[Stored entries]
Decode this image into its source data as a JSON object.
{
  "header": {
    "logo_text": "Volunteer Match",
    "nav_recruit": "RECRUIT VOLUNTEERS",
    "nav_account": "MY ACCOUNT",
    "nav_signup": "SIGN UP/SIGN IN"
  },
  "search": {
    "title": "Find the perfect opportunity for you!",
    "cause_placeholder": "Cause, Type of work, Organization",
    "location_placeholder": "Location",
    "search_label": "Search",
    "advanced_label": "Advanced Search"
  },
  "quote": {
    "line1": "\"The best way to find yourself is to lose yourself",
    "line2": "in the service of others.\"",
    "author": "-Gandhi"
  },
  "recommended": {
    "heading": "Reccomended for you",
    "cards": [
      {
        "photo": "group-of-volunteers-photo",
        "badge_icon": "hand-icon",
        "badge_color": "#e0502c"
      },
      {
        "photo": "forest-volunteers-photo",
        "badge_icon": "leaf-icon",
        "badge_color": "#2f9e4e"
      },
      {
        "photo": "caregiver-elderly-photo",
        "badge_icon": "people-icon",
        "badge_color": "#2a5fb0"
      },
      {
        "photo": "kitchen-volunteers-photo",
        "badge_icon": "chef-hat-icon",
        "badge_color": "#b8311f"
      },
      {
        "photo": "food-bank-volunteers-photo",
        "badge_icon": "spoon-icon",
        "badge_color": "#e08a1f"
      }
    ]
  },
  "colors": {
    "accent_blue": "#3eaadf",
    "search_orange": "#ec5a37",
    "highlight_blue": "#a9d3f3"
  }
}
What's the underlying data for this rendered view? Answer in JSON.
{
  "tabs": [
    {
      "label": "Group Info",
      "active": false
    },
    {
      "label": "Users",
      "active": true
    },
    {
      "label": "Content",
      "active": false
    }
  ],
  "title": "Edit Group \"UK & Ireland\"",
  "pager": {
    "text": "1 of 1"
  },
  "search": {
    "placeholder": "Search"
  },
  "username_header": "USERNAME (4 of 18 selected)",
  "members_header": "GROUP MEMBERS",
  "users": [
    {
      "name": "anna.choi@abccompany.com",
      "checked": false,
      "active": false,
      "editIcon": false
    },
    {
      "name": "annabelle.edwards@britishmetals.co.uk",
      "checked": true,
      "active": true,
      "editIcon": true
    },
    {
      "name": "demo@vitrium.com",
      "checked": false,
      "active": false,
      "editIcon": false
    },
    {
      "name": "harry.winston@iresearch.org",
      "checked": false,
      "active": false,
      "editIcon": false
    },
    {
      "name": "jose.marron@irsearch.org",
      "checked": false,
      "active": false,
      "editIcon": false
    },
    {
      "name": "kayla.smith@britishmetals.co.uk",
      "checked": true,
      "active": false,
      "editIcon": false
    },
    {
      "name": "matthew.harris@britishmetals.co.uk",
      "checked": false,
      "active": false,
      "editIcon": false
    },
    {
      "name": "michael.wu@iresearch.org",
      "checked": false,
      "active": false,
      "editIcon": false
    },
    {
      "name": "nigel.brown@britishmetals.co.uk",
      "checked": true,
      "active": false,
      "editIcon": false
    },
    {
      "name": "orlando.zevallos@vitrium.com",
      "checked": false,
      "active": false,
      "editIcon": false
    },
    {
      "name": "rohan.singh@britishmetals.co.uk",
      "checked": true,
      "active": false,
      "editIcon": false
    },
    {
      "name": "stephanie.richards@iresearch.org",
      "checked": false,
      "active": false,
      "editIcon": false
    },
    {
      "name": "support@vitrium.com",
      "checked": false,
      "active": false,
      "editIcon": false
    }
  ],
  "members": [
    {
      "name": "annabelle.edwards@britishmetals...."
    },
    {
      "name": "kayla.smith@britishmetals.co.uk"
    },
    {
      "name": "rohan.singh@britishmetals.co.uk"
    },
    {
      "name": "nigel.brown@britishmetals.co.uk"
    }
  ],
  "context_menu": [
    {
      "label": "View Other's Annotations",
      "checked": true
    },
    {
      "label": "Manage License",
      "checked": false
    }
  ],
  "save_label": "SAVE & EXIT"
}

WORK INSTRUCTIONS: Find each line in the records holding the string "brown" and show it.

RESULT:
      "name": "nigel.brown@britishmetals.co.uk",
      "name": "nigel.brown@britishmetals.co.uk"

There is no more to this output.